WHAT THE TASK REQUIRES: Transcribe verbatim every line from the line containing "Decode this image" to the end of the entries, including both endpoints. Output nothing beyond those lines.

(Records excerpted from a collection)
..............................

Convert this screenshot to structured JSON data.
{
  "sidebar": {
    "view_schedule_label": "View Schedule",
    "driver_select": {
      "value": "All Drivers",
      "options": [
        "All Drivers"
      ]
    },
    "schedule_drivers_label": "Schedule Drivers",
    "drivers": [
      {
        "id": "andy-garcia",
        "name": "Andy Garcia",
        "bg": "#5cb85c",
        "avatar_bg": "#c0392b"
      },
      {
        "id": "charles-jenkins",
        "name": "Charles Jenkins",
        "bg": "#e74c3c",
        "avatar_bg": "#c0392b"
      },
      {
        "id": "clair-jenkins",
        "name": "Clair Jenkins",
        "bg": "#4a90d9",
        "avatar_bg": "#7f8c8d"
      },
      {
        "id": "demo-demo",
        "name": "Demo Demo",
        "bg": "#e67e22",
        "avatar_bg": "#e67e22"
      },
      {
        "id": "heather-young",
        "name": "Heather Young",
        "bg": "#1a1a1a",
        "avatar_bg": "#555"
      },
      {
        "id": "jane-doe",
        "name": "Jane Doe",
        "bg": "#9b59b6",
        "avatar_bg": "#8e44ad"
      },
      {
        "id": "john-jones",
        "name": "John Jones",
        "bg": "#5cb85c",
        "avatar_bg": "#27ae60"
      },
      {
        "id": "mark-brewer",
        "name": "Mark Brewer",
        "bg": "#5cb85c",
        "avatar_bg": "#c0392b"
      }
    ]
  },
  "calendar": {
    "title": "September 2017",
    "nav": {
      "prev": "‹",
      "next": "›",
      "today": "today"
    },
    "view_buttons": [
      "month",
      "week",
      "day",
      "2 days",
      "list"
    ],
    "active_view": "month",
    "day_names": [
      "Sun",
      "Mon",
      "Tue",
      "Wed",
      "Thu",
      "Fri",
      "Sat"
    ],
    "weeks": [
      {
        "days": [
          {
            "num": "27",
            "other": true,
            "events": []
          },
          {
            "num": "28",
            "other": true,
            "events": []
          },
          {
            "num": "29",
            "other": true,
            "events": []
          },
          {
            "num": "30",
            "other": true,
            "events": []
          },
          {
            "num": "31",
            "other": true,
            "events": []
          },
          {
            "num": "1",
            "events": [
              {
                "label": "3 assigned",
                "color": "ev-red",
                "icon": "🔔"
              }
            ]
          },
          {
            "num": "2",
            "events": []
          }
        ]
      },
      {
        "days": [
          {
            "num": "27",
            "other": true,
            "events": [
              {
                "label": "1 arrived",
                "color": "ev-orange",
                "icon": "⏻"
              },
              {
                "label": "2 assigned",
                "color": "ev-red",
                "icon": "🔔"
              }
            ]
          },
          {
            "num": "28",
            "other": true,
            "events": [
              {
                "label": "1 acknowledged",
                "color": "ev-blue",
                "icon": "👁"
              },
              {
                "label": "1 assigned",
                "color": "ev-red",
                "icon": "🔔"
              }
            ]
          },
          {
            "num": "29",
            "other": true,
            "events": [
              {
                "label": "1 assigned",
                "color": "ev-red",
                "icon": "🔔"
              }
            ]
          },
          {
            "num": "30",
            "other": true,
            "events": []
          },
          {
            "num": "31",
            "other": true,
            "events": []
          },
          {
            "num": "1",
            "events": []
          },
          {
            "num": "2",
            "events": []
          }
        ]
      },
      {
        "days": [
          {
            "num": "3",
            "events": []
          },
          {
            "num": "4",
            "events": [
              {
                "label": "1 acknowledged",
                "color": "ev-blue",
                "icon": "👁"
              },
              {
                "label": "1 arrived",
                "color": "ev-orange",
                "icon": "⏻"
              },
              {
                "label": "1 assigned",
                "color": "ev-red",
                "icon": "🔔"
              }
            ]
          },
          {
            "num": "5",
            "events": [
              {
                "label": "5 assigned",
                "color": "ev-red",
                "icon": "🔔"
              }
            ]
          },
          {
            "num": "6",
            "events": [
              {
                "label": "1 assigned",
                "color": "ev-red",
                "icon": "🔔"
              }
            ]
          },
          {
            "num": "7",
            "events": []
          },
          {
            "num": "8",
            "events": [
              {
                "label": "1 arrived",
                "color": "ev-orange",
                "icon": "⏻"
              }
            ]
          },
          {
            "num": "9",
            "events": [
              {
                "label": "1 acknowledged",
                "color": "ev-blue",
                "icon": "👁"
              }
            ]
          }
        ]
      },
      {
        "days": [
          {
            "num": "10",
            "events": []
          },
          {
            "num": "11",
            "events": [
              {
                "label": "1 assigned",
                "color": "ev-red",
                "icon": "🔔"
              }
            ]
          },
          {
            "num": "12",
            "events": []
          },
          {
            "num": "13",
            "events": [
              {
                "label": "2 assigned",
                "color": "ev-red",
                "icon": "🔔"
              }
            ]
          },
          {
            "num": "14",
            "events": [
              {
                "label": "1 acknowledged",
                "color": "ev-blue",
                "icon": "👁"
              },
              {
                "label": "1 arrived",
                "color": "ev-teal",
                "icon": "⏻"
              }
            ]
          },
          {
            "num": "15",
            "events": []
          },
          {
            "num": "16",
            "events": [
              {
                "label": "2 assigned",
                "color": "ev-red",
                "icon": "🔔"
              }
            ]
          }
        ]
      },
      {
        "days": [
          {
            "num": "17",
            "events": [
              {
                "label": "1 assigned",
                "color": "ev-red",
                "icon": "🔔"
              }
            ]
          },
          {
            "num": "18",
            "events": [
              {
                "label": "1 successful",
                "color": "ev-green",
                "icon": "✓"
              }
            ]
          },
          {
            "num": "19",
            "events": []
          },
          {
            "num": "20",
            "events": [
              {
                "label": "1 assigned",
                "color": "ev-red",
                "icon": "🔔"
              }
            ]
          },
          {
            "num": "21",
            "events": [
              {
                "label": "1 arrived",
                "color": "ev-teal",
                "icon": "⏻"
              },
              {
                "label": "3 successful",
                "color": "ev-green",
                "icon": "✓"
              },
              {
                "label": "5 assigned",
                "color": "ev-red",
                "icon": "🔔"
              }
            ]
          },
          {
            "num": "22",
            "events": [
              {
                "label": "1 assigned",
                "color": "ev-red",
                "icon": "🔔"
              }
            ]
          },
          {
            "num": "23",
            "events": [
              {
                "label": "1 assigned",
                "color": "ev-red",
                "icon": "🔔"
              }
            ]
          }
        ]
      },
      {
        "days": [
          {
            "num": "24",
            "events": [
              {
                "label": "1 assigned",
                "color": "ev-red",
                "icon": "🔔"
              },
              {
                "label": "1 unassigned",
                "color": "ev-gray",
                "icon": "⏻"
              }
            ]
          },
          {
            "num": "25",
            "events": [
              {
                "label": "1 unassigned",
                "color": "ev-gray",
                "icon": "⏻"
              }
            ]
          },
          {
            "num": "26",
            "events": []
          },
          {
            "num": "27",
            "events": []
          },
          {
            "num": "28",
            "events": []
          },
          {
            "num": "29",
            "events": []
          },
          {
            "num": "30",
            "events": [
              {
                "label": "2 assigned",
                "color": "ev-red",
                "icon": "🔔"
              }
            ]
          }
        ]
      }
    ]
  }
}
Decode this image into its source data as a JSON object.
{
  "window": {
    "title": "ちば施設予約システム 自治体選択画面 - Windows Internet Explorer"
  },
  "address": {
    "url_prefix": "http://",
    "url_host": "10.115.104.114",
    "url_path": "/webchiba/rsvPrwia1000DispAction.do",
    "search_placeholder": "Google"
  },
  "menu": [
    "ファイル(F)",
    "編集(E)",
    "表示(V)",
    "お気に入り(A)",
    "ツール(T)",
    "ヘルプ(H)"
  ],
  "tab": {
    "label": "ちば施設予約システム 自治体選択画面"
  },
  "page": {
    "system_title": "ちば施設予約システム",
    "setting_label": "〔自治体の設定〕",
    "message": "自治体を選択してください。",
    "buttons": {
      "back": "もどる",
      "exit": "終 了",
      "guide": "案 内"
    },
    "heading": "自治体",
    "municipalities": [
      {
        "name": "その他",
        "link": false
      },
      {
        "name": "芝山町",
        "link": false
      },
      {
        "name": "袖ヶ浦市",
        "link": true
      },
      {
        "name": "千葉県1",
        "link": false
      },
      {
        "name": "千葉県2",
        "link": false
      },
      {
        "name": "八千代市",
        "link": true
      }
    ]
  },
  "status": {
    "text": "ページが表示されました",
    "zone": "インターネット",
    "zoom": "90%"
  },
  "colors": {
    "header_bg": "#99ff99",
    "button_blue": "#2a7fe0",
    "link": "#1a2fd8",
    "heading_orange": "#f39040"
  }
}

..............................

EXERCISE ANSWER:
Decode this image into its source data as a JSON object.
{
  "window": {
    "title": "ちば施設予約システム 自治体選択画面 - Windows Internet Explorer"
  },
  "address": {
    "url_prefix": "http://",
    "url_host": "10.115.104.114",
    "url_path": "/webchiba/rsvPrwia1000DispAction.do",
    "search_placeholder": "Google"
  },
  "menu": [
    "ファイル(F)",
    "編集(E)",
    "表示(V)",
    "お気に入り(A)",
    "ツール(T)",
    "ヘルプ(H)"
  ],
  "tab": {
    "label": "ちば施設予約システム 自治体選択画面"
  },
  "page": {
    "system_title": "ちば施設予約システム",
    "setting_label": "〔自治体の設定〕",
    "message": "自治体を選択してください。",
    "buttons": {
      "back": "もどる",
      "exit": "終 了",
      "guide": "案 内"
    },
    "heading": "自治体",
    "municipalities": [
      {
        "name": "その他",
        "link": false
      },
      {
        "name": "芝山町",
        "link": false
      },
      {
        "name": "袖ヶ浦市",
        "link": true
      },
      {
        "name": "千葉県1",
        "link": false
      },
      {
        "name": "千葉県2",
        "link": false
      },
      {
        "name": "八千代市",
        "link": true
      }
    ]
  },
  "status": {
    "text": "ページが表示されました",
    "zone": "インターネット",
    "zoom": "90%"
  },
  "colors": {
    "header_bg": "#99ff99",
    "button_blue": "#2a7fe0",
    "link": "#1a2fd8",
    "heading_orange": "#f39040"
  }
}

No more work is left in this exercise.